_Region boundary data_.
+++
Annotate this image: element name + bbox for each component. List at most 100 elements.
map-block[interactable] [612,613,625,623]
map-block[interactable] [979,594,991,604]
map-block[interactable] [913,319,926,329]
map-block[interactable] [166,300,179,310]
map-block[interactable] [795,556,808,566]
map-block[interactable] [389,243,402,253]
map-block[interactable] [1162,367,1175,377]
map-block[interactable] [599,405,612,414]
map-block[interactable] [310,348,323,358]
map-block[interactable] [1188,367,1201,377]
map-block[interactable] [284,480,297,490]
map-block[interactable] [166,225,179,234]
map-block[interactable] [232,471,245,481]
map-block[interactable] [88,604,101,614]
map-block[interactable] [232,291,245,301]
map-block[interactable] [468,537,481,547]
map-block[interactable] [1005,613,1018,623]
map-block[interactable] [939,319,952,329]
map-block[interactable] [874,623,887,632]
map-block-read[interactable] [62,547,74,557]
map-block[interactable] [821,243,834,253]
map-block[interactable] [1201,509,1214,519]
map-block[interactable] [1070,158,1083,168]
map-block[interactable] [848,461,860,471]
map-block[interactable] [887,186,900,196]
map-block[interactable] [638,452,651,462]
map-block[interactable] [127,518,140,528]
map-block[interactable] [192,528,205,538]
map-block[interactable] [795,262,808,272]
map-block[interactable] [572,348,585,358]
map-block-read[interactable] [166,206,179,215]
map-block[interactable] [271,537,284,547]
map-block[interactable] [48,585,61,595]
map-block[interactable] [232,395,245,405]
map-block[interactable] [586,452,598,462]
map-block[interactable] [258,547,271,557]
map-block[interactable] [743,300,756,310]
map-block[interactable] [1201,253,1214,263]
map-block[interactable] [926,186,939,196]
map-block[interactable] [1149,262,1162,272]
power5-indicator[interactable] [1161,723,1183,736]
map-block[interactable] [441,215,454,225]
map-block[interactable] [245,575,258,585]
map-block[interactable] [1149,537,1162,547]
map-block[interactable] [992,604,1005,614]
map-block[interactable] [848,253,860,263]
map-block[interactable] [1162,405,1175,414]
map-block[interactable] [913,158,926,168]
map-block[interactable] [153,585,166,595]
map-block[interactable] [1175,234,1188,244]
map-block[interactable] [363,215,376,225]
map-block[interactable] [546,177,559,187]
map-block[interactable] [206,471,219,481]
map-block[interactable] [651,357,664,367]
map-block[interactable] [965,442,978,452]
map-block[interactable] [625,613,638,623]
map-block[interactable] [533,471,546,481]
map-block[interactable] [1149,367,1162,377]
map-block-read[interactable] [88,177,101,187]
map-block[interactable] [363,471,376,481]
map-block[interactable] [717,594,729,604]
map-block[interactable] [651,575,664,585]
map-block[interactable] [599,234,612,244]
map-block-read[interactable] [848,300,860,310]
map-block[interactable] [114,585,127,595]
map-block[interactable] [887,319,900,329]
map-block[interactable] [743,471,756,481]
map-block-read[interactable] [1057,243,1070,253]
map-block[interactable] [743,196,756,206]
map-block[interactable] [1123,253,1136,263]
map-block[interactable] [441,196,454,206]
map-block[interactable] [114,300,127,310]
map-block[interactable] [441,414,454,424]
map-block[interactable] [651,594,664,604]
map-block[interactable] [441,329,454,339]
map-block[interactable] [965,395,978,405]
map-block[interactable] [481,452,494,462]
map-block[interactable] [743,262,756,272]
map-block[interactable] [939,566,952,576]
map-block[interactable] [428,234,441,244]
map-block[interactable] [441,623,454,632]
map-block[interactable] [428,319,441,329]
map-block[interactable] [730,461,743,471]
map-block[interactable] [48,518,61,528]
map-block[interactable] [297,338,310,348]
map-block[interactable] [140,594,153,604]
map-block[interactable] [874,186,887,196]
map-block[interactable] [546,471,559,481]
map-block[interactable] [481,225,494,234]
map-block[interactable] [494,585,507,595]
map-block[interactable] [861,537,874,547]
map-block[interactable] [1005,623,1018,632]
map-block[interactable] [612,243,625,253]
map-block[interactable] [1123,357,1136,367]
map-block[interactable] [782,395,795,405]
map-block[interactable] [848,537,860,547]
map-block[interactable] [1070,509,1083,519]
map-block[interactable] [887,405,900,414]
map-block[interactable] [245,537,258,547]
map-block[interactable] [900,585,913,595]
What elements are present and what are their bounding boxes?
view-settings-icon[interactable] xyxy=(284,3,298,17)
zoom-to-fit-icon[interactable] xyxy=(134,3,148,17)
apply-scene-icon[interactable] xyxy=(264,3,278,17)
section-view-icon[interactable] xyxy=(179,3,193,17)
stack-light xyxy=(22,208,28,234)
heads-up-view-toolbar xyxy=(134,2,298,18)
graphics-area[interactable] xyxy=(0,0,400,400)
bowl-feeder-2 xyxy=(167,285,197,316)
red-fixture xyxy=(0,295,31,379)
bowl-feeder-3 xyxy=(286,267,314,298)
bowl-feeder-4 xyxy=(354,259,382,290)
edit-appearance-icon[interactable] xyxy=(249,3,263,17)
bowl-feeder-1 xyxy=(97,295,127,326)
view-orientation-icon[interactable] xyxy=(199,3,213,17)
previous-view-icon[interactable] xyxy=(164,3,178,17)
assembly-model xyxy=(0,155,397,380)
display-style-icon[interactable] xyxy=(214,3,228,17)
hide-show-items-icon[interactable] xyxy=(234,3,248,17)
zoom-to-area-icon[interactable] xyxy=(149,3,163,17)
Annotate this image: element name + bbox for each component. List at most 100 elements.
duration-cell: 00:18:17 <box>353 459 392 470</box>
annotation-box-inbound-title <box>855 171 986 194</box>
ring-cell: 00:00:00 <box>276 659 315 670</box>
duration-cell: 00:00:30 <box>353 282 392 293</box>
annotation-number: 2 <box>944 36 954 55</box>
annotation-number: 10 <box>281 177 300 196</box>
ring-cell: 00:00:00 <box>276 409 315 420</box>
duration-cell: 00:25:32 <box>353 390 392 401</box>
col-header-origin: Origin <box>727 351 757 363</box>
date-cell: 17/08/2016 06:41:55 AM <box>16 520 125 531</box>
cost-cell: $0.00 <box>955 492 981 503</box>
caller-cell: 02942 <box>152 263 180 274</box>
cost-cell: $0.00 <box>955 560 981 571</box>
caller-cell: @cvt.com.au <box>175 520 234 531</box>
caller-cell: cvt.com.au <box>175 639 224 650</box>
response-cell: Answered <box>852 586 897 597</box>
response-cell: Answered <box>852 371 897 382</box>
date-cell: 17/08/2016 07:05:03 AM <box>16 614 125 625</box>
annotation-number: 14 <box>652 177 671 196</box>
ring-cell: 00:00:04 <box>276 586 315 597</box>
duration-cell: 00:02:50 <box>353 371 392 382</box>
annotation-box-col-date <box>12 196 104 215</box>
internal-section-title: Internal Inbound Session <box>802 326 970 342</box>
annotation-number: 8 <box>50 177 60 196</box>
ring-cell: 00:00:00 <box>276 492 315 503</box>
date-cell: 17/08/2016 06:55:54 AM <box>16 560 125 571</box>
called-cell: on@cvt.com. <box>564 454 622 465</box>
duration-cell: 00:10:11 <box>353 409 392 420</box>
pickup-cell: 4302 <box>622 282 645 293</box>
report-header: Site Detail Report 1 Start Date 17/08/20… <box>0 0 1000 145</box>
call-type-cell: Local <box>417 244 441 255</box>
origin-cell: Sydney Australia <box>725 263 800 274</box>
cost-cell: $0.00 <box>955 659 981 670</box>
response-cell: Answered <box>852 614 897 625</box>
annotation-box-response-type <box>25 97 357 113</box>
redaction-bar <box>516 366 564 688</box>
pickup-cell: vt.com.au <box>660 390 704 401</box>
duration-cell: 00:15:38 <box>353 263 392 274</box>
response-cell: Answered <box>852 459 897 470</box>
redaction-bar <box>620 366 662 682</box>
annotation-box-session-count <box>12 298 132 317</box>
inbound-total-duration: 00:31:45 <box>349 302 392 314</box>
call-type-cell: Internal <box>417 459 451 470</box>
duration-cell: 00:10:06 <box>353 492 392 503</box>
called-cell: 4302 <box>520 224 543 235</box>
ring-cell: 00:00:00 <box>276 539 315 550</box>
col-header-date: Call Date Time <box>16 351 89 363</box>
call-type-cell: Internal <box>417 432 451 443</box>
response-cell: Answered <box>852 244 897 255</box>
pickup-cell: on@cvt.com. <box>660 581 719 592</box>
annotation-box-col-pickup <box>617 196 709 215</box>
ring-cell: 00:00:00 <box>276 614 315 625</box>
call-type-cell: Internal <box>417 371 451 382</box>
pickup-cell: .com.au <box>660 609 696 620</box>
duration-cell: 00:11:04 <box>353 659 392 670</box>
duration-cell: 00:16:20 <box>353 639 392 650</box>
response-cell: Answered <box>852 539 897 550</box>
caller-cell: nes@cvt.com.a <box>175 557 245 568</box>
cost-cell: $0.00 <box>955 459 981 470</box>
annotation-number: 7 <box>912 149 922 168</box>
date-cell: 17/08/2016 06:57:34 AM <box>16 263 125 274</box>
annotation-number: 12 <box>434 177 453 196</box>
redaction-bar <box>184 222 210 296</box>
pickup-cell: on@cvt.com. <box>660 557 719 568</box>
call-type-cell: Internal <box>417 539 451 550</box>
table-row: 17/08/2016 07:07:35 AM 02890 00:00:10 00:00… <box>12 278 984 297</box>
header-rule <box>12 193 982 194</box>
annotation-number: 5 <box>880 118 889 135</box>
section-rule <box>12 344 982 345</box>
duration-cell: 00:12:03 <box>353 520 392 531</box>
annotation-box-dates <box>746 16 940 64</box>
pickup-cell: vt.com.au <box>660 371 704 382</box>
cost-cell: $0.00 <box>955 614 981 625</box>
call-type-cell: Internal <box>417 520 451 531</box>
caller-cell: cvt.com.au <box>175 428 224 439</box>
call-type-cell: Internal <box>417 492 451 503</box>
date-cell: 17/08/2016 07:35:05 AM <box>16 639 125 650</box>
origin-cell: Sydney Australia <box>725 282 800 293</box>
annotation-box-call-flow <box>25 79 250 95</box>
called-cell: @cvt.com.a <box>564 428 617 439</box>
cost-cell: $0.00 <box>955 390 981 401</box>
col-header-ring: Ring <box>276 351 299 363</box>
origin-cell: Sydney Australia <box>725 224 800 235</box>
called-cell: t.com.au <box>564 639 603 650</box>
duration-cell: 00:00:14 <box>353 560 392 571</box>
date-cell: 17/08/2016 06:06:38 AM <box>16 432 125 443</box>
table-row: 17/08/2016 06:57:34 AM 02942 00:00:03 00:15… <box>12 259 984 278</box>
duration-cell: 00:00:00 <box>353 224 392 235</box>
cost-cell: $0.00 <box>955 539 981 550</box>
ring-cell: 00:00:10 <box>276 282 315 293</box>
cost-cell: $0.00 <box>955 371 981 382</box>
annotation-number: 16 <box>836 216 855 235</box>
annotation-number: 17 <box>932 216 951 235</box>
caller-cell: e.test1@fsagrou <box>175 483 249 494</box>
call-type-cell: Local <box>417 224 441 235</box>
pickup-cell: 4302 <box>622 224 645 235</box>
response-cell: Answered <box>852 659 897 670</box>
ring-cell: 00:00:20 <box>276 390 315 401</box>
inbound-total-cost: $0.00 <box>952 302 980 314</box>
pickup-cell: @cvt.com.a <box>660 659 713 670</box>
+++
_Exercise aim_. Can you reproduce, word for word, only the lines from the very first one through the line containing "map-block[interactable] [599,405,612,414]", with both ends included?

_Exercise response_.
Annotate this image: element name + bbox for each component. List at most 100 elements.
map-block[interactable] [612,613,625,623]
map-block[interactable] [979,594,991,604]
map-block[interactable] [913,319,926,329]
map-block[interactable] [166,300,179,310]
map-block[interactable] [795,556,808,566]
map-block[interactable] [389,243,402,253]
map-block[interactable] [1162,367,1175,377]
map-block[interactable] [599,405,612,414]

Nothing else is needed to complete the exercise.